___ Dataset records

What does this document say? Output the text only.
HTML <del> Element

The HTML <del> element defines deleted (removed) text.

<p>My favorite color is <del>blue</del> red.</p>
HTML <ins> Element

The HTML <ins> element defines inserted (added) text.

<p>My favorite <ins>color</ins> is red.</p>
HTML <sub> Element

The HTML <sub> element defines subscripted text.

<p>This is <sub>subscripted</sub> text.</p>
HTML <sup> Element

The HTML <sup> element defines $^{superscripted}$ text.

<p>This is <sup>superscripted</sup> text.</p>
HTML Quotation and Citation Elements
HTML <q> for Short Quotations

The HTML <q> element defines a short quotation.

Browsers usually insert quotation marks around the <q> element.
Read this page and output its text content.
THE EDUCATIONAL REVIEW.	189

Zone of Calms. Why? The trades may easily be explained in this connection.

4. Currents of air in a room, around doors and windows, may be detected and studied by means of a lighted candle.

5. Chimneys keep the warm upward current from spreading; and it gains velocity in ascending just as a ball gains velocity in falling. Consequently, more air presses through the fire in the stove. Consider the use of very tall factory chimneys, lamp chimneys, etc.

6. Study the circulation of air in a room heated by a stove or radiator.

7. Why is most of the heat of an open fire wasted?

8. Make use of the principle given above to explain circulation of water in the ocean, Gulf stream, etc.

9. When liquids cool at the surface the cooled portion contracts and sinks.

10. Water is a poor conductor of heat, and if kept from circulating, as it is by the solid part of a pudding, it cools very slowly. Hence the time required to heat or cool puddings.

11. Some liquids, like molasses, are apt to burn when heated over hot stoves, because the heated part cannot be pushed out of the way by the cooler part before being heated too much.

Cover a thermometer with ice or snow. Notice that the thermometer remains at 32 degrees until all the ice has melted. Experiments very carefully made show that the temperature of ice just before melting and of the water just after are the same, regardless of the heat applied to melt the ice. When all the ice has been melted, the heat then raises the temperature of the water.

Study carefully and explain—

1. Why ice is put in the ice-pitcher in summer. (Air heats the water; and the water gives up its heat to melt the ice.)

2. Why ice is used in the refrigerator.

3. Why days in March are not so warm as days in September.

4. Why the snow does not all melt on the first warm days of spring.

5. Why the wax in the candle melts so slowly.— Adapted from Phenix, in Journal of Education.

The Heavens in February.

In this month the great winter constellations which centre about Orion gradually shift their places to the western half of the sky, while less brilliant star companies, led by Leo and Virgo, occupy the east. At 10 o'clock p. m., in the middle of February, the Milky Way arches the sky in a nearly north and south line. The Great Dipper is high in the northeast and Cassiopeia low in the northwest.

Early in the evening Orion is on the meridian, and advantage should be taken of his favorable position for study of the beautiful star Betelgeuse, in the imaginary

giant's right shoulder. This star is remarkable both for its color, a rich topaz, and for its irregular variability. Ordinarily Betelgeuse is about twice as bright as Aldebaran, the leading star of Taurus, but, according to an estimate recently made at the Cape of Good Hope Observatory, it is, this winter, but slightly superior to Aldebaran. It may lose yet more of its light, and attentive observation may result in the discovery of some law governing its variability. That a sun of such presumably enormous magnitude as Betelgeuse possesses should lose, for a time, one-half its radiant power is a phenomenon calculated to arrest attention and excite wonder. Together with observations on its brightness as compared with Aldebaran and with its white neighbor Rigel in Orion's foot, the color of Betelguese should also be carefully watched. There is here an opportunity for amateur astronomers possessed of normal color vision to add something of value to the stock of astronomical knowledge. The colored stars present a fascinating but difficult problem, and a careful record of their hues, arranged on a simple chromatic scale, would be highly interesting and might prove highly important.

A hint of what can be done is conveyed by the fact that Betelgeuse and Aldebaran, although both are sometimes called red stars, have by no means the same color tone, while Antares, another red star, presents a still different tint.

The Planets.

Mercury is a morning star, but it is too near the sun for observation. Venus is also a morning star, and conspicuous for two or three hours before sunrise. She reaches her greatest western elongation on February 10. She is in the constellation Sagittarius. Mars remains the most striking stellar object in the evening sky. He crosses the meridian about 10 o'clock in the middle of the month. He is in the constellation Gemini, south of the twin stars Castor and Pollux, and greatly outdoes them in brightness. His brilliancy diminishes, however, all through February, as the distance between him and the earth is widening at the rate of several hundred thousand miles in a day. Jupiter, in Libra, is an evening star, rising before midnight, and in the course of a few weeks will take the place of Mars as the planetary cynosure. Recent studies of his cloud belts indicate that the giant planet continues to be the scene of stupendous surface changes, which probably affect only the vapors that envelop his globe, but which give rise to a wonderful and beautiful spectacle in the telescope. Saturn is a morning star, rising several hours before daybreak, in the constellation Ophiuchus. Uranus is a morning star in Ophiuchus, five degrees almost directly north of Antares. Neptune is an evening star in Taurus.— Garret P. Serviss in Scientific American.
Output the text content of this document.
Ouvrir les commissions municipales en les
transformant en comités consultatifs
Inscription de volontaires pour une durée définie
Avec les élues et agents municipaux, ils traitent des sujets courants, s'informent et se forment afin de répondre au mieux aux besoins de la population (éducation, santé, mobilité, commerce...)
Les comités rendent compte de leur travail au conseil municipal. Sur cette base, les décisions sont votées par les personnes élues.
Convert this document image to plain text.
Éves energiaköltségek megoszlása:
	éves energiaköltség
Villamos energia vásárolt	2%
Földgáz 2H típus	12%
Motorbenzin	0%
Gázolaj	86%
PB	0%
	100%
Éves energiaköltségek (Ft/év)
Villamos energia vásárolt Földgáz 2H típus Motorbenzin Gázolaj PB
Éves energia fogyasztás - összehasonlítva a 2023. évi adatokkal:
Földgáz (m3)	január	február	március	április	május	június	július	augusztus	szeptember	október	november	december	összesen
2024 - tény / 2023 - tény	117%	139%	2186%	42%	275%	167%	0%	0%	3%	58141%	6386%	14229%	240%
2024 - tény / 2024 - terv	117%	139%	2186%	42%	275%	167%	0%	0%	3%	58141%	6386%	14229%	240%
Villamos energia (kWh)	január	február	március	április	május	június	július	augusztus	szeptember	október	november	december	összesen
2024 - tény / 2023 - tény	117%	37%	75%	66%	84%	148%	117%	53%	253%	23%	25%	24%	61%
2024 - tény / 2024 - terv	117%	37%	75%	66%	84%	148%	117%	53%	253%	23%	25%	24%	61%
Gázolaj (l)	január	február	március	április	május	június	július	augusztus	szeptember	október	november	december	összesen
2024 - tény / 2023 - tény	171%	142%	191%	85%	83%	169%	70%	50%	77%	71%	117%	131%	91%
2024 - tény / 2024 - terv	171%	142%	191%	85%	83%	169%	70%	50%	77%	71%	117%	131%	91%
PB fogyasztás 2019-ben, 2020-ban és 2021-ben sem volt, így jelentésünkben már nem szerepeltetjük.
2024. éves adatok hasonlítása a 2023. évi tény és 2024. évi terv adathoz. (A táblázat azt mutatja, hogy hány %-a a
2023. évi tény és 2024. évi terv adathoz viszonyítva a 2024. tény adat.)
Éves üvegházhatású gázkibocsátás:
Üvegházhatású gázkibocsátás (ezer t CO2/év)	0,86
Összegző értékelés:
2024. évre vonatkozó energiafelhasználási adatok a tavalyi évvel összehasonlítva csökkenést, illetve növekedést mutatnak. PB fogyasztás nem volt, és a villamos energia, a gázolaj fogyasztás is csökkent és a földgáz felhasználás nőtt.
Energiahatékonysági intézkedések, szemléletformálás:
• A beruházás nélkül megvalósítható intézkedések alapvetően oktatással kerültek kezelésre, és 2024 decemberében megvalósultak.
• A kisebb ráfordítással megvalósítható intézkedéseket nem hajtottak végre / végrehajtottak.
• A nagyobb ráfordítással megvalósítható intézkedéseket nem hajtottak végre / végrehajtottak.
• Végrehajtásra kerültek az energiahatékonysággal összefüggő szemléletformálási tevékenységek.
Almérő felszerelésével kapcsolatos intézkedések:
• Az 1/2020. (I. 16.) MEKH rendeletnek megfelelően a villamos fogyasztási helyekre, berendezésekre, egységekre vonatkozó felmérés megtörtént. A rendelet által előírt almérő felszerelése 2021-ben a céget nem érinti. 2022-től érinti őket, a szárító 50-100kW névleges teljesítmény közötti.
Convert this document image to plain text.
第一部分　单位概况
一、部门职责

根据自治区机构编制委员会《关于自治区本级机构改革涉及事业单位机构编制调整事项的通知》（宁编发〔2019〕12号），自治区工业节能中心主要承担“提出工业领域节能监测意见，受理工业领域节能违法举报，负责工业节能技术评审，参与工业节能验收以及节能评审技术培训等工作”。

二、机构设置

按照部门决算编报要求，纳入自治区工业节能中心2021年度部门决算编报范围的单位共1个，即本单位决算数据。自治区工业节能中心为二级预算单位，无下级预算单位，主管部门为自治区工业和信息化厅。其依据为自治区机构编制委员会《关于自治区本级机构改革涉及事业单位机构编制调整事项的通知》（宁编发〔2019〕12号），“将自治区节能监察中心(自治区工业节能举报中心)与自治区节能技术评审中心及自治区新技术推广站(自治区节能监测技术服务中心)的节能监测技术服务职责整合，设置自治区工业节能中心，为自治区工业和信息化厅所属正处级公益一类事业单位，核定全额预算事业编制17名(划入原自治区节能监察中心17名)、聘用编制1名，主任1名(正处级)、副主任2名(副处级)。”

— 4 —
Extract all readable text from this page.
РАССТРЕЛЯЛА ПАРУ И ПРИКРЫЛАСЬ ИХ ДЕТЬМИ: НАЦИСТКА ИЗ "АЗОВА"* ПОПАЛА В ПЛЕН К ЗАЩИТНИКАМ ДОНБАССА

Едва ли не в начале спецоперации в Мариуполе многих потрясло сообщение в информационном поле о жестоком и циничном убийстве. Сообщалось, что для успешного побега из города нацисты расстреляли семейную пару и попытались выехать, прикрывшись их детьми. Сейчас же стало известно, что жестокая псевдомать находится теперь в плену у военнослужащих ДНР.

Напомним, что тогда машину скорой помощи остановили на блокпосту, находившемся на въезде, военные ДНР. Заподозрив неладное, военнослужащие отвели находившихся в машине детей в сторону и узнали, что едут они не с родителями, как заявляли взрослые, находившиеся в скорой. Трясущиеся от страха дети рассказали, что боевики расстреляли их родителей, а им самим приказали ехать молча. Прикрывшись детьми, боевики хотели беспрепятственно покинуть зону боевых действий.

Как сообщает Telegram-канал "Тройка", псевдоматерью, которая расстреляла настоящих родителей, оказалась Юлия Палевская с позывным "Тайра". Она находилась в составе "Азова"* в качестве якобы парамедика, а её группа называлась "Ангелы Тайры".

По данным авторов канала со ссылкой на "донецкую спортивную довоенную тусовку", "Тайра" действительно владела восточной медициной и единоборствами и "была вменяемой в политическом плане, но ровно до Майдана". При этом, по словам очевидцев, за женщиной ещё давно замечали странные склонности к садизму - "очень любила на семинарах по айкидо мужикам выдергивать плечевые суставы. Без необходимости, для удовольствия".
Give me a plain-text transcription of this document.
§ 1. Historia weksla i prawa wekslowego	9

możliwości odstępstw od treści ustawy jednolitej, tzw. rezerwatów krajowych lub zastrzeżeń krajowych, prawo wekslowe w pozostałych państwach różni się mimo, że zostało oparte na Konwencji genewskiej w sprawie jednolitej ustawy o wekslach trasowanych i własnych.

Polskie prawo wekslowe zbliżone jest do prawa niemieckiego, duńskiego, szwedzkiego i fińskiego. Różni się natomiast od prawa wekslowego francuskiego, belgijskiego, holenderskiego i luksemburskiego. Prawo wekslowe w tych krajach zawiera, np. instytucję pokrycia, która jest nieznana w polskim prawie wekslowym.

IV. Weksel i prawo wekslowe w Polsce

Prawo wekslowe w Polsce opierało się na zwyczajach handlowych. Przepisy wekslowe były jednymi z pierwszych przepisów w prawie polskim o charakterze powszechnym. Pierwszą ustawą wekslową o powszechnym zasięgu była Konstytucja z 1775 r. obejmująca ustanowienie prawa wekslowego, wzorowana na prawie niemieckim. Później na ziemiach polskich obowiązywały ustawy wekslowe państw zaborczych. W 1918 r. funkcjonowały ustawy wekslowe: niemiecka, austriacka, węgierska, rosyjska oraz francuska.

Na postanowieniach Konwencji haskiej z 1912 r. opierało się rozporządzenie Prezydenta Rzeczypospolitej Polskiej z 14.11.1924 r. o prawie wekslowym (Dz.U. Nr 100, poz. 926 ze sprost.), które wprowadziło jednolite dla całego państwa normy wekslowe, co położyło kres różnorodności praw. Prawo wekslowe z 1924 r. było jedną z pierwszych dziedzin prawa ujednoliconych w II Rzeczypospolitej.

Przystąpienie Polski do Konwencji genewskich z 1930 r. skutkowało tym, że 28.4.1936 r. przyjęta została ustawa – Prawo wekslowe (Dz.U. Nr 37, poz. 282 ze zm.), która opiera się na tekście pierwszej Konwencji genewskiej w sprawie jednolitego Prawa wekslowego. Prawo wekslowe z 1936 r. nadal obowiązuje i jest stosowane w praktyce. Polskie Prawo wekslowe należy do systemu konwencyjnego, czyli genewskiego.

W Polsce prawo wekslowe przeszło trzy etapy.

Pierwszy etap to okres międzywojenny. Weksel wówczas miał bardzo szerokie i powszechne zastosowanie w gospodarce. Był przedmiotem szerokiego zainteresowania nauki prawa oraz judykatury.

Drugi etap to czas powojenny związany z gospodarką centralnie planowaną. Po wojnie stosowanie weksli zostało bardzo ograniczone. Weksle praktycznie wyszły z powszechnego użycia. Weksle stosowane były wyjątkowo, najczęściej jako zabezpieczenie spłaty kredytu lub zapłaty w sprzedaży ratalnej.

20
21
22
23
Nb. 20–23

______

Exercise instructions: Collect the lines of the data that carry the word "around".

Task output:
Browsers usually insert quotation marks around the <q> element.
4. Currents of air in a room, around doors and windows, may be detected and studied by means of a lighted candle.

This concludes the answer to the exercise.